Exercise brief -> Check every line of the entries that follow, and copy the ones containing "data".

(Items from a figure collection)
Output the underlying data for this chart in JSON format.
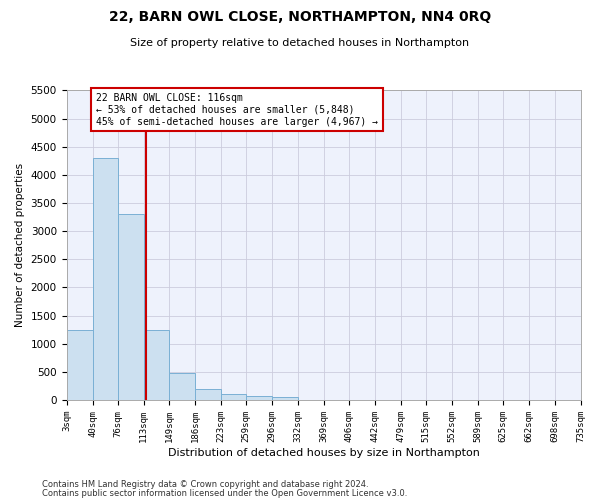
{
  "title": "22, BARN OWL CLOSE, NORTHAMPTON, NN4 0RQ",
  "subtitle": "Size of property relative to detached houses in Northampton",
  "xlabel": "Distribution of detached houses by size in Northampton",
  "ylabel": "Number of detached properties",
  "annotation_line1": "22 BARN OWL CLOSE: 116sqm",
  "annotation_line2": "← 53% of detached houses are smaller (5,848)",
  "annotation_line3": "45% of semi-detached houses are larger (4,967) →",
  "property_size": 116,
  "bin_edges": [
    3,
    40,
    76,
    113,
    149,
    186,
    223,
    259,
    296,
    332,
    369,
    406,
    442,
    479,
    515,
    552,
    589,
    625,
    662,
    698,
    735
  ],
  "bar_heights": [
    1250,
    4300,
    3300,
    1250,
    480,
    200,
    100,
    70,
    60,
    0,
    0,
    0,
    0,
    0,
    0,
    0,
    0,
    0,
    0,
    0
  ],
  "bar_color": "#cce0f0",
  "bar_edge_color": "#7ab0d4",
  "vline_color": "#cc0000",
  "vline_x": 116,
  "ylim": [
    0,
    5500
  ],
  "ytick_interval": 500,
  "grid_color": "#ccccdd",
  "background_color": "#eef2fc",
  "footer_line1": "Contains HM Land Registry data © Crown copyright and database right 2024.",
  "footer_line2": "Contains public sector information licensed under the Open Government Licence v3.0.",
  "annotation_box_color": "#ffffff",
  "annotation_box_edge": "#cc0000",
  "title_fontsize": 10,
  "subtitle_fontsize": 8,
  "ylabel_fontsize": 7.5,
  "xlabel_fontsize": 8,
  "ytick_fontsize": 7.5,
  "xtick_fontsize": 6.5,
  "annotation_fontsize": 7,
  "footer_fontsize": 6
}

Final answer ->
Output the underlying data for this chart in JSON format.
  "footer_line1": "Contains HM Land Registry data © Crown copyright and database right 2024.",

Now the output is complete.